→ EXERCISE
What follows is a set of records, each of which is to be written out exactly.

Entries with figure data
-- START --

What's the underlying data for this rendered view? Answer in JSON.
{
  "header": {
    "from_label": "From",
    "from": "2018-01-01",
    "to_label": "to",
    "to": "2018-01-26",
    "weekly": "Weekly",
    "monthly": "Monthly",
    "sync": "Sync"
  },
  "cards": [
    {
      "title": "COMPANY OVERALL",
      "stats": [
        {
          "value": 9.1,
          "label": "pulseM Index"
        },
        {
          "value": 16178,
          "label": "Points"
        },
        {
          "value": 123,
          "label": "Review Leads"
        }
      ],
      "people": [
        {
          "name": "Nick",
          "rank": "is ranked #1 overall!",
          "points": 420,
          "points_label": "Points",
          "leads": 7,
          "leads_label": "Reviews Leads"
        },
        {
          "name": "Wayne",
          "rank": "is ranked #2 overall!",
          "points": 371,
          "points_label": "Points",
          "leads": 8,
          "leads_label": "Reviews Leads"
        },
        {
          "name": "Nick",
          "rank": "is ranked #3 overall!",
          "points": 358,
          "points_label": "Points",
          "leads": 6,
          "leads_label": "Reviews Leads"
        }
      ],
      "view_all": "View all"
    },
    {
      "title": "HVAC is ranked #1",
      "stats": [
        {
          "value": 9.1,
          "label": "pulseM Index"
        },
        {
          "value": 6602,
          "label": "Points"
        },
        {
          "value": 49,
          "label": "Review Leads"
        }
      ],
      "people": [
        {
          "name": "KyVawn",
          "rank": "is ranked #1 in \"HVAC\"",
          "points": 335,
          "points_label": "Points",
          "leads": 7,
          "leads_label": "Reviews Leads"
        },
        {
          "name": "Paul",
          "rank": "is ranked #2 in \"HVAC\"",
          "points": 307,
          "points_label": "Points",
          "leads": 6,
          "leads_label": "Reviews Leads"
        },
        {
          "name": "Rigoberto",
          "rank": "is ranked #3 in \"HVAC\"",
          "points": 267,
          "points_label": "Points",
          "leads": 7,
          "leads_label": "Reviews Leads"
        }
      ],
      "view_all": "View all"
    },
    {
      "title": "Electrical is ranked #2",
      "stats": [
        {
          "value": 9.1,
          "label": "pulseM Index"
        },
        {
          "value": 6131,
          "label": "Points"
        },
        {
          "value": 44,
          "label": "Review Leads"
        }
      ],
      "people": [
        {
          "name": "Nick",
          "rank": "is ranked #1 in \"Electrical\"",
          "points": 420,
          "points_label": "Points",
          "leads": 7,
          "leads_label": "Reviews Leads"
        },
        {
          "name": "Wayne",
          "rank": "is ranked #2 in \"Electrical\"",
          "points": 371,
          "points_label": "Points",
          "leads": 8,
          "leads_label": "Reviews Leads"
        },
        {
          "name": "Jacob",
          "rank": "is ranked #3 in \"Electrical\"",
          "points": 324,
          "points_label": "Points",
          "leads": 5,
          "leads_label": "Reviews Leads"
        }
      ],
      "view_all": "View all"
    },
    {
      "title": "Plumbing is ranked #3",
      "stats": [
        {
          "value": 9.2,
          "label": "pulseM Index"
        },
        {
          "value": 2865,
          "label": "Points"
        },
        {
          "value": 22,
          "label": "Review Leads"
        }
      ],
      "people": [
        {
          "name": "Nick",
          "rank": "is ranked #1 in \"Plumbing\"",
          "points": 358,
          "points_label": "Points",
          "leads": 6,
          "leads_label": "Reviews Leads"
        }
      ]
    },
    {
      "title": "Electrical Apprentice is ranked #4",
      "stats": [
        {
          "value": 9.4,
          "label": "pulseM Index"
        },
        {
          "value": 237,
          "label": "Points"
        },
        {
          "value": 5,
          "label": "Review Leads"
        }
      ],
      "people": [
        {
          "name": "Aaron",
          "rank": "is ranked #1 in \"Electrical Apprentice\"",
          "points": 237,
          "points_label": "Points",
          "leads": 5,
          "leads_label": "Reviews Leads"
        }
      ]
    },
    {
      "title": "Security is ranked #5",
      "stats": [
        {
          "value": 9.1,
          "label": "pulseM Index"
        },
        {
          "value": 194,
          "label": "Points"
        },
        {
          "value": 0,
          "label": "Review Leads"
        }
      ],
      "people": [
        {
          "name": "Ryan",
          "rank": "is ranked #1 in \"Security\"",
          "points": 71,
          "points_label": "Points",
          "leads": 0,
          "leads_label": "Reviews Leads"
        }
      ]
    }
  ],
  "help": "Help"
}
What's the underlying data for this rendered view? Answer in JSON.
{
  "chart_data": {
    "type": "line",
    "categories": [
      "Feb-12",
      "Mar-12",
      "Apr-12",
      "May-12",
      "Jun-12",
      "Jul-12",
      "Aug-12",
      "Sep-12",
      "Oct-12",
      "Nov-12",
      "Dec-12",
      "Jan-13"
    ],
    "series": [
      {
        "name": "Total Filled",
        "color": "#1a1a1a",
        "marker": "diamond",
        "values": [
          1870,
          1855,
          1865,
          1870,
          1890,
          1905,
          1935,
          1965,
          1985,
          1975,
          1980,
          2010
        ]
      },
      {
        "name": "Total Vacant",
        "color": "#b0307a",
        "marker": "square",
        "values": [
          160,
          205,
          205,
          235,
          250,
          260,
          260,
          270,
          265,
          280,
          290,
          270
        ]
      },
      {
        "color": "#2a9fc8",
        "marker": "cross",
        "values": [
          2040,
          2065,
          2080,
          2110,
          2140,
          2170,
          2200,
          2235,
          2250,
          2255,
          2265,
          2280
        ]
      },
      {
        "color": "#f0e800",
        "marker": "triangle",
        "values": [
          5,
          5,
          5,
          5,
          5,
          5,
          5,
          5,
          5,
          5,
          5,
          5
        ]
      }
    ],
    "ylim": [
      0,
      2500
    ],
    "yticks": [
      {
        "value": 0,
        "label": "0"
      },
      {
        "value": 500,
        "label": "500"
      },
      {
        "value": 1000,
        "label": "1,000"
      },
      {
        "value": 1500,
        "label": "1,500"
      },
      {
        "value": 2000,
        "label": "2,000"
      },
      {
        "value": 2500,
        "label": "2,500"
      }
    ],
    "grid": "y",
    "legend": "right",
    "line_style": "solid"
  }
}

-- END --

→ WORKED SOLUTION
What's the underlying data for this rendered view? Answer in JSON.
{
  "header": {
    "from_label": "From",
    "from": "2018-01-01",
    "to_label": "to",
    "to": "2018-01-26",
    "weekly": "Weekly",
    "monthly": "Monthly",
    "sync": "Sync"
  },
  "cards": [
    {
      "title": "COMPANY OVERALL",
      "stats": [
        {
          "value": 9.1,
          "label": "pulseM Index"
        },
        {
          "value": 16178,
          "label": "Points"
        },
        {
          "value": 123,
          "label": "Review Leads"
        }
      ],
      "people": [
        {
          "name": "Nick",
          "rank": "is ranked #1 overall!",
          "points": 420,
          "points_label": "Points",
          "leads": 7,
          "leads_label": "Reviews Leads"
        },
        {
          "name": "Wayne",
          "rank": "is ranked #2 overall!",
          "points": 371,
          "points_label": "Points",
          "leads": 8,
          "leads_label": "Reviews Leads"
        },
        {
          "name": "Nick",
          "rank": "is ranked #3 overall!",
          "points": 358,
          "points_label": "Points",
          "leads": 6,
          "leads_label": "Reviews Leads"
        }
      ],
      "view_all": "View all"
    },
    {
      "title": "HVAC is ranked #1",
      "stats": [
        {
          "value": 9.1,
          "label": "pulseM Index"
        },
        {
          "value": 6602,
          "label": "Points"
        },
        {
          "value": 49,
          "label": "Review Leads"
        }
      ],
      "people": [
        {
          "name": "KyVawn",
          "rank": "is ranked #1 in \"HVAC\"",
          "points": 335,
          "points_label": "Points",
          "leads": 7,
          "leads_label": "Reviews Leads"
        },
        {
          "name": "Paul",
          "rank": "is ranked #2 in \"HVAC\"",
          "points": 307,
          "points_label": "Points",
          "leads": 6,
          "leads_label": "Reviews Leads"
        },
        {
          "name": "Rigoberto",
          "rank": "is ranked #3 in \"HVAC\"",
          "points": 267,
          "points_label": "Points",
          "leads": 7,
          "leads_label": "Reviews Leads"
        }
      ],
      "view_all": "View all"
    },
    {
      "title": "Electrical is ranked #2",
      "stats": [
        {
          "value": 9.1,
          "label": "pulseM Index"
        },
        {
          "value": 6131,
          "label": "Points"
        },
        {
          "value": 44,
          "label": "Review Leads"
        }
      ],
      "people": [
        {
          "name": "Nick",
          "rank": "is ranked #1 in \"Electrical\"",
          "points": 420,
          "points_label": "Points",
          "leads": 7,
          "leads_label": "Reviews Leads"
        },
        {
          "name": "Wayne",
          "rank": "is ranked #2 in \"Electrical\"",
          "points": 371,
          "points_label": "Points",
          "leads": 8,
          "leads_label": "Reviews Leads"
        },
        {
          "name": "Jacob",
          "rank": "is ranked #3 in \"Electrical\"",
          "points": 324,
          "points_label": "Points",
          "leads": 5,
          "leads_label": "Reviews Leads"
        }
      ],
      "view_all": "View all"
    },
    {
      "title": "Plumbing is ranked #3",
      "stats": [
        {
          "value": 9.2,
          "label": "pulseM Index"
        },
        {
          "value": 2865,
          "label": "Points"
        },
        {
          "value": 22,
          "label": "Review Leads"
        }
      ],
      "people": [
        {
          "name": "Nick",
          "rank": "is ranked #1 in \"Plumbing\"",
          "points": 358,
          "points_label": "Points",
          "leads": 6,
          "leads_label": "Reviews Leads"
        }
      ]
    },
    {
      "title": "Electrical Apprentice is ranked #4",
      "stats": [
        {
          "value": 9.4,
          "label": "pulseM Index"
        },
        {
          "value": 237,
          "label": "Points"
        },
        {
          "value": 5,
          "label": "Review Leads"
        }
      ],
      "people": [
        {
          "name": "Aaron",
          "rank": "is ranked #1 in \"Electrical Apprentice\"",
          "points": 237,
          "points_label": "Points",
          "leads": 5,
          "leads_label": "Reviews Leads"
        }
      ]
    },
    {
      "title": "Security is ranked #5",
      "stats": [
        {
          "value": 9.1,
          "label": "pulseM Index"
        },
        {
          "value": 194,
          "label": "Points"
        },
        {
          "value": 0,
          "label": "Review Leads"
        }
      ],
      "people": [
        {
          "name": "Ryan",
          "rank": "is ranked #1 in \"Security\"",
          "points": 71,
          "points_label": "Points",
          "leads": 0,
          "leads_label": "Reviews Leads"
        }
      ]
    }
  ],
  "help": "Help"
}
What's the underlying data for this rendered view? Answer in JSON.
{
  "chart_data": {
    "type": "line",
    "categories": [
      "Feb-12",
      "Mar-12",
      "Apr-12",
      "May-12",
      "Jun-12",
      "Jul-12",
      "Aug-12",
      "Sep-12",
      "Oct-12",
      "Nov-12",
      "Dec-12",
      "Jan-13"
    ],
    "series": [
      {
        "name": "Total Filled",
        "color": "#1a1a1a",
        "marker": "diamond",
        "values": [
          1870,
          1855,
          1865,
          1870,
          1890,
          1905,
          1935,
          1965,
          1985,
          1975,
          1980,
          2010
        ]
      },
      {
        "name": "Total Vacant",
        "color": "#b0307a",
        "marker": "square",
        "values": [
          160,
          205,
          205,
          235,
          250,
          260,
          260,
          270,
          265,
          280,
          290,
          270
        ]
      },
      {
        "color": "#2a9fc8",
        "marker": "cross",
        "values": [
          2040,
          2065,
          2080,
          2110,
          2140,
          2170,
          2200,
          2235,
          2250,
          2255,
          2265,
          2280
        ]
      },
      {
        "color": "#f0e800",
        "marker": "triangle",
        "values": [
          5,
          5,
          5,
          5,
          5,
          5,
          5,
          5,
          5,
          5,
          5,
          5
        ]
      }
    ],
    "ylim": [
      0,
      2500
    ],
    "yticks": [
      {
        "value": 0,
        "label": "0"
      },
      {
        "value": 500,
        "label": "500"
      },
      {
        "value": 1000,
        "label": "1,000"
      },
      {
        "value": 1500,
        "label": "1,500"
      },
      {
        "value": 2000,
        "label": "2,000"
      },
      {
        "value": 2500,
        "label": "2,500"
      }
    ],
    "grid": "y",
    "legend": "right",
    "line_style": "solid"
  }
}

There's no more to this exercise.